Records supplied start
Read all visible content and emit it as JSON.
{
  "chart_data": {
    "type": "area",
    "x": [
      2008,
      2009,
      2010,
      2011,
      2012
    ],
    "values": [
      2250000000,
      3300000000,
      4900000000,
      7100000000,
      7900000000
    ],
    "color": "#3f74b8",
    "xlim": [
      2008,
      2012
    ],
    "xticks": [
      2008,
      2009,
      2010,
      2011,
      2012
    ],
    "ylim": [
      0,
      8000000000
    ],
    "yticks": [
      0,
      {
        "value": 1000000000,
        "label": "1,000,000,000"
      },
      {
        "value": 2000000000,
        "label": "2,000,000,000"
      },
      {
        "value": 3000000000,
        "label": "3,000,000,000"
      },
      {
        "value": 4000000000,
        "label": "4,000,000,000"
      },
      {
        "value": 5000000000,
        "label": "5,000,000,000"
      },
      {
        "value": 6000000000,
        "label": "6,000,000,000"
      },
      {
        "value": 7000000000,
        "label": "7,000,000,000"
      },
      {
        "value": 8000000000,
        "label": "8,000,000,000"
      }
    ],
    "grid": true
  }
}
Records supplied end
- _Do this_
Go through the listing and print each line exactly as it appears.

- _Completed exercise_
Read all visible content and emit it as JSON.
{
  "chart_data": {
    "type": "area",
    "x": [
      2008,
      2009,
      2010,
      2011,
      2012
    ],
    "values": [
      2250000000,
      3300000000,
      4900000000,
      7100000000,
      7900000000
    ],
    "color": "#3f74b8",
    "xlim": [
      2008,
      2012
    ],
    "xticks": [
      2008,
      2009,
      2010,
      2011,
      2012
    ],
    "ylim": [
      0,
      8000000000
    ],
    "yticks": [
      0,
      {
        "value": 1000000000,
        "label": "1,000,000,000"
      },
      {
        "value": 2000000000,
        "label": "2,000,000,000"
      },
      {
        "value": 3000000000,
        "label": "3,000,000,000"
      },
      {
        "value": 4000000000,
        "label": "4,000,000,000"
      },
      {
        "value": 5000000000,
        "label": "5,000,000,000"
      },
      {
        "value": 6000000000,
        "label": "6,000,000,000"
      },
      {
        "value": 7000000000,
        "label": "7,000,000,000"
      },
      {
        "value": 8000000000,
        "label": "8,000,000,000"
      }
    ],
    "grid": true
  }
}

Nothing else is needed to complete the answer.